(WHAT YOU ARE ASKED TO DO) Rewrite the stretch from the start of the items through the line containing "terminal-line: 3 packets", changing "gear-icon" to "settings-icon" and leaving everything else the same.

(INFORMATION GIVEN)
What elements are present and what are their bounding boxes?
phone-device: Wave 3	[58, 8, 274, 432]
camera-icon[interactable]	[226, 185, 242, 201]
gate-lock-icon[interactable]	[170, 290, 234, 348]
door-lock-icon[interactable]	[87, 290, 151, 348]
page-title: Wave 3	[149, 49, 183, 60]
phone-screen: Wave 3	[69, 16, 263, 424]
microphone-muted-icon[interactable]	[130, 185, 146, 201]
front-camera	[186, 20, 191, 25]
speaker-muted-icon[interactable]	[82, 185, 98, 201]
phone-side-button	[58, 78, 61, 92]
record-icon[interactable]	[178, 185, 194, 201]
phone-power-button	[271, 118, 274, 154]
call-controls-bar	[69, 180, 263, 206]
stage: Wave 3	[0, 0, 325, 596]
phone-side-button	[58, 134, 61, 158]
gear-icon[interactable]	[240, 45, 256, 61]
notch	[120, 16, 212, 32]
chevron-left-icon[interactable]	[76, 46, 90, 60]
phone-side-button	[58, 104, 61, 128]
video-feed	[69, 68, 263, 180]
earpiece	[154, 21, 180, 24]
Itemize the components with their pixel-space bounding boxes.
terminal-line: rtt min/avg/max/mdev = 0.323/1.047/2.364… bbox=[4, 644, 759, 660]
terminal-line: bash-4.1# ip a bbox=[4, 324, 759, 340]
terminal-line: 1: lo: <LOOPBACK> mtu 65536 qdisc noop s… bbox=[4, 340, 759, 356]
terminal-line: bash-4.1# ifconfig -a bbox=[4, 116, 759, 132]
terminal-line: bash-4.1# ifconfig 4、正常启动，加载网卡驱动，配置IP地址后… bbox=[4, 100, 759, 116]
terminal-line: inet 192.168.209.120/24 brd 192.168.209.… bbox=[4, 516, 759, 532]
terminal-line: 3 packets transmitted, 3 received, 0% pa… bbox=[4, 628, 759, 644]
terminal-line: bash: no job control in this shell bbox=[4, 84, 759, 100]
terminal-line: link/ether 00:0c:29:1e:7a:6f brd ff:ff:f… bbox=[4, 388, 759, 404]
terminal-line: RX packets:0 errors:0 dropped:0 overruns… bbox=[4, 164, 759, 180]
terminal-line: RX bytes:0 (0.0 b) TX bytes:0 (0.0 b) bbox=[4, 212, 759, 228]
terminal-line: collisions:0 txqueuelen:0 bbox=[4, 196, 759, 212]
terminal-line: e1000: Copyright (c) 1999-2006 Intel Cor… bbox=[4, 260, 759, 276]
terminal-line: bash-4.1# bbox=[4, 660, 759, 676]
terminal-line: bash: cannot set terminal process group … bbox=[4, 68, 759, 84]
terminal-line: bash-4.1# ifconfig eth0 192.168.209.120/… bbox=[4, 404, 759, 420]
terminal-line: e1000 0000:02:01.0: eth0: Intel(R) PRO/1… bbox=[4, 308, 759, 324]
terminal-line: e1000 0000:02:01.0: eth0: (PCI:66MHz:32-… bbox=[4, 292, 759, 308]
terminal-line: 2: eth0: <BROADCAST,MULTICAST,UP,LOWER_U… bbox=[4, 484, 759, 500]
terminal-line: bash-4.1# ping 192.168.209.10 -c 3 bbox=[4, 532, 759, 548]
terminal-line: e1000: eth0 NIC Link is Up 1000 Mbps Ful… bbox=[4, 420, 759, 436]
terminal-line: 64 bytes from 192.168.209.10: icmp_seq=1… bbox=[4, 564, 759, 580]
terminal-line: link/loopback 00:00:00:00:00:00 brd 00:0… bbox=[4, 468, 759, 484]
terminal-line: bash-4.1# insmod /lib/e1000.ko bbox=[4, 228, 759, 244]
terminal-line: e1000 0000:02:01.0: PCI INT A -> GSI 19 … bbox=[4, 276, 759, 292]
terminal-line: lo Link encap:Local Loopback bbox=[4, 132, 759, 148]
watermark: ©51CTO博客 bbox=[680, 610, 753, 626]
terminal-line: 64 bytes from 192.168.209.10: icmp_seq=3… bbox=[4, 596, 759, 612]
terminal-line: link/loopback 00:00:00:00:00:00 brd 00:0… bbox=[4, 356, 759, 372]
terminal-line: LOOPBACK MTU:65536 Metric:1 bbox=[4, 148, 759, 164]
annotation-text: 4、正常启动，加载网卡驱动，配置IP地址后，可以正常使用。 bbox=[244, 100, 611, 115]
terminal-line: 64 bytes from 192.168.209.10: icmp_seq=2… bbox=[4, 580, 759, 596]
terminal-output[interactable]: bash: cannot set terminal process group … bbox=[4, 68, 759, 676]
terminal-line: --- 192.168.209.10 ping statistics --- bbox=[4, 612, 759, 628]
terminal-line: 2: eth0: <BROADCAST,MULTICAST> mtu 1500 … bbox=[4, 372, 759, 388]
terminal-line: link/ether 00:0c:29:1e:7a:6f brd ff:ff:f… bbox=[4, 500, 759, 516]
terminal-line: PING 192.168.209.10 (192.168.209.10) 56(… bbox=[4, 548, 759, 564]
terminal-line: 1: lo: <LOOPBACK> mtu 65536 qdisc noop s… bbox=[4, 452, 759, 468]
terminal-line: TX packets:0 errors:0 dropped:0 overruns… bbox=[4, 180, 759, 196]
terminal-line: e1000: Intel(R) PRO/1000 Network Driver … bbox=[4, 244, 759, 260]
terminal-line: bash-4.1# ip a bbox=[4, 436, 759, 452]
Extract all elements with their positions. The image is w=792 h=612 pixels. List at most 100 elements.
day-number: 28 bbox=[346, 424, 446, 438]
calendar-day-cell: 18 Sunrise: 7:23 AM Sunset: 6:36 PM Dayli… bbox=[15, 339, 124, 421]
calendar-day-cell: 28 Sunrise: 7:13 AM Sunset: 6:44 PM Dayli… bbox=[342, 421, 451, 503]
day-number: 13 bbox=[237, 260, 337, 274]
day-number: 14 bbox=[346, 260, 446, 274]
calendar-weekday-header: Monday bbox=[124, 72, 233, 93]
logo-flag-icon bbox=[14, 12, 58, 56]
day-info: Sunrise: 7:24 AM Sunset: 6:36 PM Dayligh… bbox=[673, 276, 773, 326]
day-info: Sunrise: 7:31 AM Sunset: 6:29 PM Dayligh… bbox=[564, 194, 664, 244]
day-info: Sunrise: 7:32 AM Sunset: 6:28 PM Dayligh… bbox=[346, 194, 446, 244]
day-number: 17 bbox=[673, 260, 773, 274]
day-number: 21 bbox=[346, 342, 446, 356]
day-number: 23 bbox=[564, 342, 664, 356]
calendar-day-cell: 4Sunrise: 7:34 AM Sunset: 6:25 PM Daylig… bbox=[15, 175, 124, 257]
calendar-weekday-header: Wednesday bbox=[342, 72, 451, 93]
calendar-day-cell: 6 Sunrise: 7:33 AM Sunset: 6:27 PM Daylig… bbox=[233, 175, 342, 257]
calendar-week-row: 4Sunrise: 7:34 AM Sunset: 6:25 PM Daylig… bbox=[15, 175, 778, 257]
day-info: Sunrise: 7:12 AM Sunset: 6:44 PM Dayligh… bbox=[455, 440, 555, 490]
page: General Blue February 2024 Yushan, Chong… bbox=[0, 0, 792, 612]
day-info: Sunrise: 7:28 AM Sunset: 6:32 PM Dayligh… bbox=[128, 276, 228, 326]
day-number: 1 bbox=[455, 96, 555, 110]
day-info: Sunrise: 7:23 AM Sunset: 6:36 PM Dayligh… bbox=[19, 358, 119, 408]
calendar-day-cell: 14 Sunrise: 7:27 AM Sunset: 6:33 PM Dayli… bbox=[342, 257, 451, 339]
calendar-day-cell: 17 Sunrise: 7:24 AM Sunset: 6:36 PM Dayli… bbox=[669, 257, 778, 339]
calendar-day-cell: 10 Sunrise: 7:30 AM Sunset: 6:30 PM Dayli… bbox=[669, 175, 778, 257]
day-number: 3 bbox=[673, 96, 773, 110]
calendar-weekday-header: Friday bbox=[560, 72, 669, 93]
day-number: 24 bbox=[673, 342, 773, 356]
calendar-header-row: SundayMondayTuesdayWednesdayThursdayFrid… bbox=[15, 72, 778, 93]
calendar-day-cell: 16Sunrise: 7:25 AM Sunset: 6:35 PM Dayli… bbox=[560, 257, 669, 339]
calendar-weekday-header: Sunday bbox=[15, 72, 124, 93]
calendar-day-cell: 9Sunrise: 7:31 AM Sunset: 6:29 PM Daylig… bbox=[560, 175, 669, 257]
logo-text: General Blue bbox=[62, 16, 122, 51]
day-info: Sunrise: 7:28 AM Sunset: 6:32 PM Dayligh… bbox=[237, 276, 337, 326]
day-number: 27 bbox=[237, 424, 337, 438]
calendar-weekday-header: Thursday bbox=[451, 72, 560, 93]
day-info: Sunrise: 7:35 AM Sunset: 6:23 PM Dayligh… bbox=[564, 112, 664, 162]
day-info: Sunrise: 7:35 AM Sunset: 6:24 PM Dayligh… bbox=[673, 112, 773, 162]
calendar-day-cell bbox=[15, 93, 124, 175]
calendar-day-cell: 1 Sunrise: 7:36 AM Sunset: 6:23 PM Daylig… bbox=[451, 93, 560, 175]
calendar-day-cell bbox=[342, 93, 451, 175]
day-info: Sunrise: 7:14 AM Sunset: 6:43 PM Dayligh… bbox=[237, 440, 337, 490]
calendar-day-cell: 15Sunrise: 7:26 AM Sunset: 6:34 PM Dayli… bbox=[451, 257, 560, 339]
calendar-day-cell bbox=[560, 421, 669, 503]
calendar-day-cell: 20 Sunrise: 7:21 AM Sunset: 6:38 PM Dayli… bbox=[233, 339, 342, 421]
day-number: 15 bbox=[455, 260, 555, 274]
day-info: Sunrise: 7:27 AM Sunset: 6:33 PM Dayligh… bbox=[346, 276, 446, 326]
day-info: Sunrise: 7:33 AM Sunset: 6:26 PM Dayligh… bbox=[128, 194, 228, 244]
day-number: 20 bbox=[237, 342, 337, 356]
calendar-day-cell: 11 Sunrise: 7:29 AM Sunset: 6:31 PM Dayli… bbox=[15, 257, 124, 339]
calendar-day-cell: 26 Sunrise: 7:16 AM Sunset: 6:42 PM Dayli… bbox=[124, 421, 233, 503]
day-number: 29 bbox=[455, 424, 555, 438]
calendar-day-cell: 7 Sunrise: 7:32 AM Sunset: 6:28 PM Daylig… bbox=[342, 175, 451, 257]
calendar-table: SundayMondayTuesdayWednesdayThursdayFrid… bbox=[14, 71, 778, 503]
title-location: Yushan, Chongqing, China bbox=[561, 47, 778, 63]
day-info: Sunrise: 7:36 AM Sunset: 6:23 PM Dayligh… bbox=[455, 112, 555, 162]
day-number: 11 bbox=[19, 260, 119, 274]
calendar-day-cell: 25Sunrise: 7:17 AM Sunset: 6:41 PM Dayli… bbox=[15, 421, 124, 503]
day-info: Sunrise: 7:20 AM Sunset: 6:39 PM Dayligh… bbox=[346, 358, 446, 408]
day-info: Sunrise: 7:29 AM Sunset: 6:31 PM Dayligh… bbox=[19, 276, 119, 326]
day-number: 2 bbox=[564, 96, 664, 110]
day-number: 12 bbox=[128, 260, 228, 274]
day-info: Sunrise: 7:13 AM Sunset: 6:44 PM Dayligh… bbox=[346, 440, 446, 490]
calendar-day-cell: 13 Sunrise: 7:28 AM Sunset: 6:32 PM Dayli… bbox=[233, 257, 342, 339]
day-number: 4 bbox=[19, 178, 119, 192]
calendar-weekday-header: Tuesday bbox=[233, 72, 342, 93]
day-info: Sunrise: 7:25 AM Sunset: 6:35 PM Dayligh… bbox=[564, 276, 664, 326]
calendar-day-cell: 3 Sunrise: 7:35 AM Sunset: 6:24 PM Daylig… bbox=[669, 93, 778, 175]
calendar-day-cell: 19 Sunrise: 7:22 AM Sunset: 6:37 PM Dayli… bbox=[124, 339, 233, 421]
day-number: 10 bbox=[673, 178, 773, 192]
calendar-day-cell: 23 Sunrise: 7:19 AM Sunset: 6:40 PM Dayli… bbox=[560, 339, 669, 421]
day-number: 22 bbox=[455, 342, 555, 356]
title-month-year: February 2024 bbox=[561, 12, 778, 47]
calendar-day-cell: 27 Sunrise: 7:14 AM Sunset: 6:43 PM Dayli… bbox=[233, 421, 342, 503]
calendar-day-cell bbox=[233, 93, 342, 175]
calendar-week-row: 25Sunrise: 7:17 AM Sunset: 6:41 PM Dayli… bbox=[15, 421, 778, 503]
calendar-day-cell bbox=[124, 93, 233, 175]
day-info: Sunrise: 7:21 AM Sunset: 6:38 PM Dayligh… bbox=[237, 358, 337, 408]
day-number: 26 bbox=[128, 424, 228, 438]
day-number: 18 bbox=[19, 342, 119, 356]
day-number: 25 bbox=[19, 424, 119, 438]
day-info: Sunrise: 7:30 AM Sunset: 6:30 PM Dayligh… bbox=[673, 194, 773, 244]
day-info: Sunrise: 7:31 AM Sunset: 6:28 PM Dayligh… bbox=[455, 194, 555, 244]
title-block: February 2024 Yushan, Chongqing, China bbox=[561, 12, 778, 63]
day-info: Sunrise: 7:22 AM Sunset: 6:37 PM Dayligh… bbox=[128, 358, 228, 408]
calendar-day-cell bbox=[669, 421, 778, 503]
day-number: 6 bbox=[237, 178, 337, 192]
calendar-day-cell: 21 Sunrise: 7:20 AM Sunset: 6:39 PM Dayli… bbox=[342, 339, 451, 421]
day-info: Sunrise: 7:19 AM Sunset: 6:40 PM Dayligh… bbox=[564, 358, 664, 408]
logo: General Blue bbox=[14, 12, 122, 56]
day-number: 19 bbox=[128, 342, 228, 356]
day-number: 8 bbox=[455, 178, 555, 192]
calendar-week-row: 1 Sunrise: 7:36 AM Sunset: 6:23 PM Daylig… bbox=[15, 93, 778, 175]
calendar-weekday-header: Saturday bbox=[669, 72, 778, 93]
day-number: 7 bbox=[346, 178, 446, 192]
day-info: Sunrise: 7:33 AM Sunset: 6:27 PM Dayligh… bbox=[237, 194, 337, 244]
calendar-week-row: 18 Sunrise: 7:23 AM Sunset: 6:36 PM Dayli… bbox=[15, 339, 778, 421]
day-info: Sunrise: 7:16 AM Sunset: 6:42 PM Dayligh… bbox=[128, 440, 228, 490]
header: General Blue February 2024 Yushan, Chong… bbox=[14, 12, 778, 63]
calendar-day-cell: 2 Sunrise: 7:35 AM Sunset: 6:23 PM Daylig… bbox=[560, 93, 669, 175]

(FINAL ANSWER)
What elements are present and what are their bounding boxes?
phone-device: Wave 3	[58, 8, 274, 432]
camera-icon[interactable]	[226, 185, 242, 201]
gate-lock-icon[interactable]	[170, 290, 234, 348]
door-lock-icon[interactable]	[87, 290, 151, 348]
page-title: Wave 3	[149, 49, 183, 60]
phone-screen: Wave 3	[69, 16, 263, 424]
microphone-muted-icon[interactable]	[130, 185, 146, 201]
front-camera	[186, 20, 191, 25]
speaker-muted-icon[interactable]	[82, 185, 98, 201]
phone-side-button	[58, 78, 61, 92]
record-icon[interactable]	[178, 185, 194, 201]
phone-power-button	[271, 118, 274, 154]
call-controls-bar	[69, 180, 263, 206]
stage: Wave 3	[0, 0, 325, 596]
phone-side-button	[58, 134, 61, 158]
settings-icon[interactable]	[240, 45, 256, 61]
notch	[120, 16, 212, 32]
chevron-left-icon[interactable]	[76, 46, 90, 60]
phone-side-button	[58, 104, 61, 128]
video-feed	[69, 68, 263, 180]
earpiece	[154, 21, 180, 24]
Itemize the components with their pixel-space bounding boxes.
terminal-line: rtt min/avg/max/mdev = 0.323/1.047/2.364… bbox=[4, 644, 759, 660]
terminal-line: bash-4.1# ip a bbox=[4, 324, 759, 340]
terminal-line: 1: lo: <LOOPBACK> mtu 65536 qdisc noop s… bbox=[4, 340, 759, 356]
terminal-line: bash-4.1# ifconfig -a bbox=[4, 116, 759, 132]
terminal-line: bash-4.1# ifconfig 4、正常启动，加载网卡驱动，配置IP地址后… bbox=[4, 100, 759, 116]
terminal-line: inet 192.168.209.120/24 brd 192.168.209.… bbox=[4, 516, 759, 532]
terminal-line: 3 packets transmitted, 3 received, 0% pa… bbox=[4, 628, 759, 644]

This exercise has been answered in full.